■ **Stored items from a collection**
+ + + +

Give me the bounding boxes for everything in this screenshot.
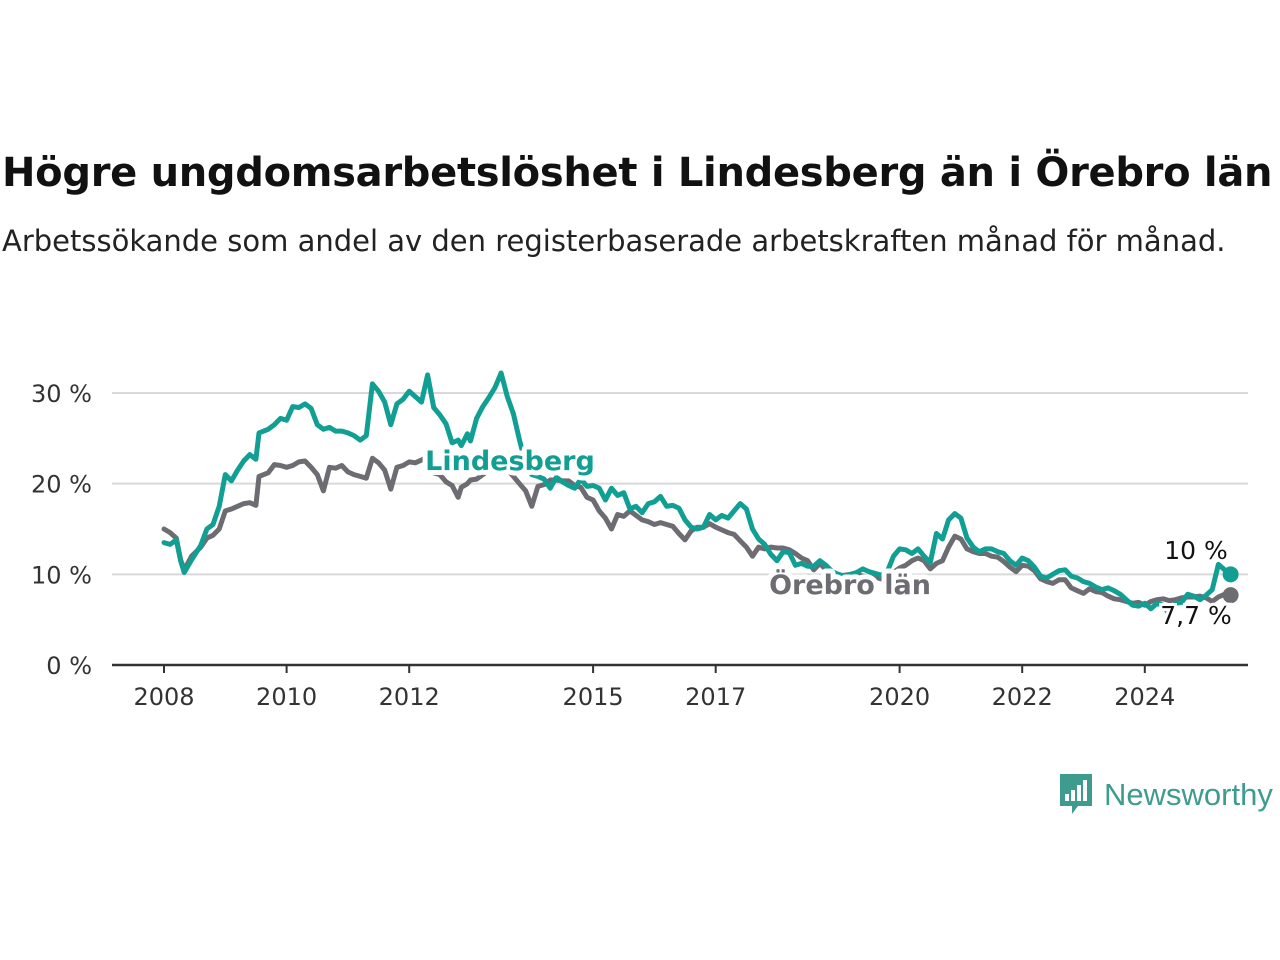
series-end-dot-orebro	[1222, 587, 1239, 604]
y-tick-label: 30 %	[31, 380, 92, 408]
brand-logo[interactable]: Newsworthy	[1058, 770, 1273, 820]
end-value-label-orebro: 7,7 %	[1160, 601, 1231, 630]
y-tick-label: 20 %	[31, 471, 92, 499]
x-tick-label: 2010	[256, 683, 317, 711]
x-tick-label: 2022	[992, 683, 1053, 711]
x-tick-label: 2017	[685, 683, 746, 711]
chart-title: Högre ungdomsarbetslöshet i Lindesberg ä…	[2, 150, 1273, 196]
series-label-lindesberg: Lindesberg	[425, 446, 595, 477]
x-tick-label: 2020	[869, 683, 930, 711]
y-tick-label: 10 %	[31, 561, 92, 589]
series-end-dot-lindesberg	[1222, 566, 1239, 583]
chart-subtitle: Arbetssökande som andel av den registerb…	[2, 224, 1226, 258]
y-tick-label: 0 %	[46, 652, 92, 680]
x-tick-label: 2024	[1114, 683, 1175, 711]
line-chart: 0 % 10 % 20 % 30 % 2008 2010 2012 2015 2017 2020 2…	[31, 370, 1248, 711]
series-label-orebro: Örebro län	[769, 568, 931, 601]
x-tick-label: 2015	[563, 683, 624, 711]
bar-chart-speech-bubble-icon	[1060, 774, 1092, 814]
x-tick-label: 2012	[379, 683, 440, 711]
series-line-lindesberg	[161, 370, 1234, 617]
brand-name: Newsworthy	[1104, 777, 1273, 812]
x-tick-label: 2008	[133, 683, 194, 711]
end-value-label-lindesberg: 10 %	[1164, 536, 1228, 565]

+ + + +

■ **TASK OBJECTIVE**
Swap every "x-tick-label" in the material for "x-axis-label" and write the lines out again with nothing else changed. Leave the pictures out of your answer.

■ **ANSWER IN FULL**
Give me the bounding boxes for everything in this screenshot.
series-end-dot-orebro	[1222, 587, 1239, 604]
y-tick-label: 30 %	[31, 380, 92, 408]
brand-logo[interactable]: Newsworthy	[1058, 770, 1273, 820]
end-value-label-orebro: 7,7 %	[1160, 601, 1231, 630]
y-tick-label: 20 %	[31, 471, 92, 499]
x-axis-label: 2010	[256, 683, 317, 711]
x-axis-label: 2022	[992, 683, 1053, 711]
x-axis-label: 2017	[685, 683, 746, 711]
chart-title: Högre ungdomsarbetslöshet i Lindesberg ä…	[2, 150, 1273, 196]
series-label-lindesberg: Lindesberg	[425, 446, 595, 477]
x-axis-label: 2020	[869, 683, 930, 711]
y-tick-label: 10 %	[31, 561, 92, 589]
series-end-dot-lindesberg	[1222, 566, 1239, 583]
chart-subtitle: Arbetssökande som andel av den registerb…	[2, 224, 1226, 258]
y-tick-label: 0 %	[46, 652, 92, 680]
x-axis-label: 2024	[1114, 683, 1175, 711]
line-chart: 0 % 10 % 20 % 30 % 2008 2010 2012 2015 2017 2020 2…	[31, 370, 1248, 711]
series-label-orebro: Örebro län	[769, 568, 931, 601]
x-axis-label: 2015	[563, 683, 624, 711]
bar-chart-speech-bubble-icon	[1060, 774, 1092, 814]
x-axis-label: 2012	[379, 683, 440, 711]
series-line-lindesberg	[161, 370, 1234, 617]
brand-name: Newsworthy	[1104, 777, 1273, 812]
x-axis-label: 2008	[133, 683, 194, 711]
end-value-label-lindesberg: 10 %	[1164, 536, 1228, 565]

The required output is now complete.